• [Problem description]
From the entries that follow, extract each line holding the string "Methods".
--- start Exercise input ---
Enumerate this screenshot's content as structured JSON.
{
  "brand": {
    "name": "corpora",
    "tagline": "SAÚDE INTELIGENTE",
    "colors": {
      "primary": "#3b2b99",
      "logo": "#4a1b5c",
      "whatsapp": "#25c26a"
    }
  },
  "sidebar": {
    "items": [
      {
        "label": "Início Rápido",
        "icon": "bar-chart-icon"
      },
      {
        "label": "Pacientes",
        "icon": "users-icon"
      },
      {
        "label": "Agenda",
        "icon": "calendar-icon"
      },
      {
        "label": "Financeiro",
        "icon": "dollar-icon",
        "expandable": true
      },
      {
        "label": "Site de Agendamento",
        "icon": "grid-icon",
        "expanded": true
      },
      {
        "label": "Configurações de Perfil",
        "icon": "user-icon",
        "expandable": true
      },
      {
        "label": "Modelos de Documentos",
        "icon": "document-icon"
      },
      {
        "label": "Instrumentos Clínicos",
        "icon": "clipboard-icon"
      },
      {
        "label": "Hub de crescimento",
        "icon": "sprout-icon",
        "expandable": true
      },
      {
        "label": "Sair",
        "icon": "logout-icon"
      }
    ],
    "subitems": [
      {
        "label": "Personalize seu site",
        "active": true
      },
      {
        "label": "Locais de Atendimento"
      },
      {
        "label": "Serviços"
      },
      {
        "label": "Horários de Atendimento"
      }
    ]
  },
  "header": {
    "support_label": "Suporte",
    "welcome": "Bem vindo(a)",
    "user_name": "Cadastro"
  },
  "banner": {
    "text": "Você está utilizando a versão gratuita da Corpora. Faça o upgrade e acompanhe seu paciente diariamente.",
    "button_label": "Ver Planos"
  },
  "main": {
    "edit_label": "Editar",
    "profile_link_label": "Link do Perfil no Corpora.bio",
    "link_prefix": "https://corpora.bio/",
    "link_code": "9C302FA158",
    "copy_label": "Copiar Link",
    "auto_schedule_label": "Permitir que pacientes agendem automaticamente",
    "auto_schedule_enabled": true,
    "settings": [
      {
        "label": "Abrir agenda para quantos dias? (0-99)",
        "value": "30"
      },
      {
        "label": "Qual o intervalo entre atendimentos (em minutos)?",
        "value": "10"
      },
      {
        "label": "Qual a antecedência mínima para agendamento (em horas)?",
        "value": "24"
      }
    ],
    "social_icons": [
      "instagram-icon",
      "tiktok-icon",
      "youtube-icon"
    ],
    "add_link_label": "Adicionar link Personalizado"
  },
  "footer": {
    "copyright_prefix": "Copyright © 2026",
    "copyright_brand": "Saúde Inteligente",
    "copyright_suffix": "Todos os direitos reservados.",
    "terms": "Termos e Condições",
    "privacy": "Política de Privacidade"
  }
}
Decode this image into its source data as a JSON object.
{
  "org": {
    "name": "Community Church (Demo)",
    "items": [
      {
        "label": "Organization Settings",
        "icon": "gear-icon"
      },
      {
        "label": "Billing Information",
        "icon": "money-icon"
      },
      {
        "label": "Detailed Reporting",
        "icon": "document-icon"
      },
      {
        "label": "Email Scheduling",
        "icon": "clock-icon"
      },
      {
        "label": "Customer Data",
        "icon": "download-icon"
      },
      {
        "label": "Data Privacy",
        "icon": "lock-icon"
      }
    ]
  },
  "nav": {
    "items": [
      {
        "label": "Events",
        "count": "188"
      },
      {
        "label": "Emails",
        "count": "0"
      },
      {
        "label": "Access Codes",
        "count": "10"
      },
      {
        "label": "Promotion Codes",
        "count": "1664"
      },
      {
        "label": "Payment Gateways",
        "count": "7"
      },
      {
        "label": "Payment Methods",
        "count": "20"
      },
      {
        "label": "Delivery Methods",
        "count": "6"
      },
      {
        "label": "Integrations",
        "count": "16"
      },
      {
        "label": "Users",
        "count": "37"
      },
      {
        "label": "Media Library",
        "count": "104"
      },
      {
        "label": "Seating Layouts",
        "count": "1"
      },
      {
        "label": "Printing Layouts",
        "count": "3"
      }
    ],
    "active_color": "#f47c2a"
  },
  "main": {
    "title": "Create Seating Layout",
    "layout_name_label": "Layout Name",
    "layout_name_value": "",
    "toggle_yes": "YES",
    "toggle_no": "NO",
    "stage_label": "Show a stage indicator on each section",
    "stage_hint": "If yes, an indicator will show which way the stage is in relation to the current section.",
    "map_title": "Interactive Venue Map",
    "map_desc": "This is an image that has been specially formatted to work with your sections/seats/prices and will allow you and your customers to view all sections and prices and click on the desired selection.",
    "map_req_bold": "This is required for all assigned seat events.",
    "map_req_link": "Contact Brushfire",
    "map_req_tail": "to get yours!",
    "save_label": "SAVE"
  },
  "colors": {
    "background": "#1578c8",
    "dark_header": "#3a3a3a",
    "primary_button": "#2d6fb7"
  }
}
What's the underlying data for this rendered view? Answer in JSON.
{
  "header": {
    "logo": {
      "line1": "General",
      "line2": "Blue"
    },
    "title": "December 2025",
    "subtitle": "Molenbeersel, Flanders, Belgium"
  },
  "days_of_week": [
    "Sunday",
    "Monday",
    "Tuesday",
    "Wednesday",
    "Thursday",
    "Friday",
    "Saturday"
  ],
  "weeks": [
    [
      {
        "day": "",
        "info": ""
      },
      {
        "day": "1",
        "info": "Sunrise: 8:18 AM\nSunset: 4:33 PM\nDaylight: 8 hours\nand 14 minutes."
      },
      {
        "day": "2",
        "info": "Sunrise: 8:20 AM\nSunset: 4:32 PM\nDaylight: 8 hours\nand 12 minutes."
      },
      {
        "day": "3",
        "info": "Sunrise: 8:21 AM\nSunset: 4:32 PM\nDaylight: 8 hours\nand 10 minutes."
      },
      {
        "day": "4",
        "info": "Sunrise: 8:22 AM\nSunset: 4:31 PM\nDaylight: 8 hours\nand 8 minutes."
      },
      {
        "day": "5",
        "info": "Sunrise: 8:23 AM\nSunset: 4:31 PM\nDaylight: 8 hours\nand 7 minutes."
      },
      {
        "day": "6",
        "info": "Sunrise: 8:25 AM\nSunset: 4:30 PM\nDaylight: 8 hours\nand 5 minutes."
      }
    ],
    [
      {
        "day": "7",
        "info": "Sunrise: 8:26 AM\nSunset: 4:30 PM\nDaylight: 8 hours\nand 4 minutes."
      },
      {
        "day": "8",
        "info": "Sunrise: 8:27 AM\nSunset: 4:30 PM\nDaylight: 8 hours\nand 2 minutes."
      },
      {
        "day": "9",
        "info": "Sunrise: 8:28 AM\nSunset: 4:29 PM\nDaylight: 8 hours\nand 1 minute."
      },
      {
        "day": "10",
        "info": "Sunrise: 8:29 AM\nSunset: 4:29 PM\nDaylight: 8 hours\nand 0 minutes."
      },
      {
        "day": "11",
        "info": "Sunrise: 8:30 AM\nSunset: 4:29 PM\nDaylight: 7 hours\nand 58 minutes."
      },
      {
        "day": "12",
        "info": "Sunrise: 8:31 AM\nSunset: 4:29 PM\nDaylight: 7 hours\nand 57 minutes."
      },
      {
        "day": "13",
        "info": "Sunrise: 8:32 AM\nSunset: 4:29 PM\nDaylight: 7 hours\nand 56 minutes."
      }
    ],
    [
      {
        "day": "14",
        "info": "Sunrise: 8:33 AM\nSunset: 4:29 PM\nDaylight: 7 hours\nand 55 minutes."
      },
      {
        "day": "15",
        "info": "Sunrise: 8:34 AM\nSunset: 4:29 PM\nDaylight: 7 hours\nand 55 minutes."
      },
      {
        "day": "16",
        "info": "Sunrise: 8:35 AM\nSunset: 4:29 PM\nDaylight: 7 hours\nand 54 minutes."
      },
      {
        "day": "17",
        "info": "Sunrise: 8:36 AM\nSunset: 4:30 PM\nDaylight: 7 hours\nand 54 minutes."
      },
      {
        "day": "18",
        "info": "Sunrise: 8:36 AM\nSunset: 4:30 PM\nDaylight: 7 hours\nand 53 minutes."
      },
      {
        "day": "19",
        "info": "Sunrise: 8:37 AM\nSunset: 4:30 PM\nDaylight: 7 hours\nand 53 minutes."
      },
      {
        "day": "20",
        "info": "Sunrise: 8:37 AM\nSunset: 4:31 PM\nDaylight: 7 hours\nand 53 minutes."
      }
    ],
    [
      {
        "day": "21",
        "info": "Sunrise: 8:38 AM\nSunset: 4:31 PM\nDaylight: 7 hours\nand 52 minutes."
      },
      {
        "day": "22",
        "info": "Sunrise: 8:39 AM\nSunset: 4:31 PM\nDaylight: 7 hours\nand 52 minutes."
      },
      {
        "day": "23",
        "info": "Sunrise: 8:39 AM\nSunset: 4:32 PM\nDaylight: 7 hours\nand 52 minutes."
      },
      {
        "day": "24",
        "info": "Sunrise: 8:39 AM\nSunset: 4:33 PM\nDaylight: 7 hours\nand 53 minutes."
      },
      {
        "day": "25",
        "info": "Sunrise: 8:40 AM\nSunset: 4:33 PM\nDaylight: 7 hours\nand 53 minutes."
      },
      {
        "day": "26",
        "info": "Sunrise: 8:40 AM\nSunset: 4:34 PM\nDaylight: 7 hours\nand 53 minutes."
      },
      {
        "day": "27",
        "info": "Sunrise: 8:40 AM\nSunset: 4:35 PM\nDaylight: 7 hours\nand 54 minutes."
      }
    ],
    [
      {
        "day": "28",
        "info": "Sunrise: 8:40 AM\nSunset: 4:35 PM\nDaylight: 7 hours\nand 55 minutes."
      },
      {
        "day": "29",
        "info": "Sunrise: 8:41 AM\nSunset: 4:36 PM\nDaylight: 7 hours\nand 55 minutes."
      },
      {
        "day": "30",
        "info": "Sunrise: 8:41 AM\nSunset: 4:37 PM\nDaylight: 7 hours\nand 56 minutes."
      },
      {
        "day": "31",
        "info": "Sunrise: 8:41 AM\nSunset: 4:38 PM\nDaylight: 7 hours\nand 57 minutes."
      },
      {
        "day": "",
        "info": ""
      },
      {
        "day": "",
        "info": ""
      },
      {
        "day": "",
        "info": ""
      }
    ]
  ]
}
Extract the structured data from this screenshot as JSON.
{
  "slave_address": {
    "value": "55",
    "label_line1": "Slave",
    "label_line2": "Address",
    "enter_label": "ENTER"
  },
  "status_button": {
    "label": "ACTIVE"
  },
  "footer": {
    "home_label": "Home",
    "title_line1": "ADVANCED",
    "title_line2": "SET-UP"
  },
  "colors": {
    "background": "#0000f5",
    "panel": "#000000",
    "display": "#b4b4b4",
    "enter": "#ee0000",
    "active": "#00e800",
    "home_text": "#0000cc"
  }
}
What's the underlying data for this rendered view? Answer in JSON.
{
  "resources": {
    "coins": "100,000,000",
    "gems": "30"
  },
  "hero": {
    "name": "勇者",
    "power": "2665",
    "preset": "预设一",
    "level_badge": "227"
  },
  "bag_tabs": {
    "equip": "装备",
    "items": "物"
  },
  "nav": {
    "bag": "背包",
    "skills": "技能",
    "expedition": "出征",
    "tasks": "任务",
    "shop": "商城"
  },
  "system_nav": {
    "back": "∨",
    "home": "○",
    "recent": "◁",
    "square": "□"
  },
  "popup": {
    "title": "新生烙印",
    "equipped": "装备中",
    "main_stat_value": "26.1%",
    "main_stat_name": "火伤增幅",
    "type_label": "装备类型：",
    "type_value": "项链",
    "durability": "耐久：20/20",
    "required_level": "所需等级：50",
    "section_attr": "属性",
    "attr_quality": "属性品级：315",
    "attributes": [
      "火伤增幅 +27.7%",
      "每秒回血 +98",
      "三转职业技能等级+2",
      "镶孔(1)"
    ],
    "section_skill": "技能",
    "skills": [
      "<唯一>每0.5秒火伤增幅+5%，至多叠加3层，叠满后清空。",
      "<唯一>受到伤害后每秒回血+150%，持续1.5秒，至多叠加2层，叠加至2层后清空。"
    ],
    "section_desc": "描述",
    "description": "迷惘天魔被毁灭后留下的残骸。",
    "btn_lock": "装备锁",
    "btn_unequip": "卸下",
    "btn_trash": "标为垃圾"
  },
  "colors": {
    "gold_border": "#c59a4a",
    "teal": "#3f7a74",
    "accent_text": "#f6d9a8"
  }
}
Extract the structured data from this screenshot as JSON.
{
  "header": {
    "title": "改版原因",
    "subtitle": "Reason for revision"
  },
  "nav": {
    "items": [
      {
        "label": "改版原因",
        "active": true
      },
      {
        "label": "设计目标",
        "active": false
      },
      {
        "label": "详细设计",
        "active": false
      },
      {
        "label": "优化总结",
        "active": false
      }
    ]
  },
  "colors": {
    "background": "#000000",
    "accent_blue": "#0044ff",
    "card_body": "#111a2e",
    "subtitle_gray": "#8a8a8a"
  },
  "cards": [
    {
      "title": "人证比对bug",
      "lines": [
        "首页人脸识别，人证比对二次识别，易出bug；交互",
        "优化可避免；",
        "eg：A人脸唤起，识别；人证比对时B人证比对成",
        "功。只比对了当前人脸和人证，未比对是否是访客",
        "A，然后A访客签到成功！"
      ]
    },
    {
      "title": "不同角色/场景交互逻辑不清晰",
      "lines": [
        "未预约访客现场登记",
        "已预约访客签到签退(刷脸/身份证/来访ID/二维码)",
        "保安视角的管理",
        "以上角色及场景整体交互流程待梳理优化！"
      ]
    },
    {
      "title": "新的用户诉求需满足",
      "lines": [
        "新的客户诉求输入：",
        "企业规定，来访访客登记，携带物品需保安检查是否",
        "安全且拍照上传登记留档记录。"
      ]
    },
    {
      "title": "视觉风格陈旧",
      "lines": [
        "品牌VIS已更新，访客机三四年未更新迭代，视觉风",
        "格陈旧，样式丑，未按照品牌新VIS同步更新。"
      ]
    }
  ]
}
--- end Exercise input ---
• [Task solution]
        "label": "Payment Methods",
        "label": "Delivery Methods",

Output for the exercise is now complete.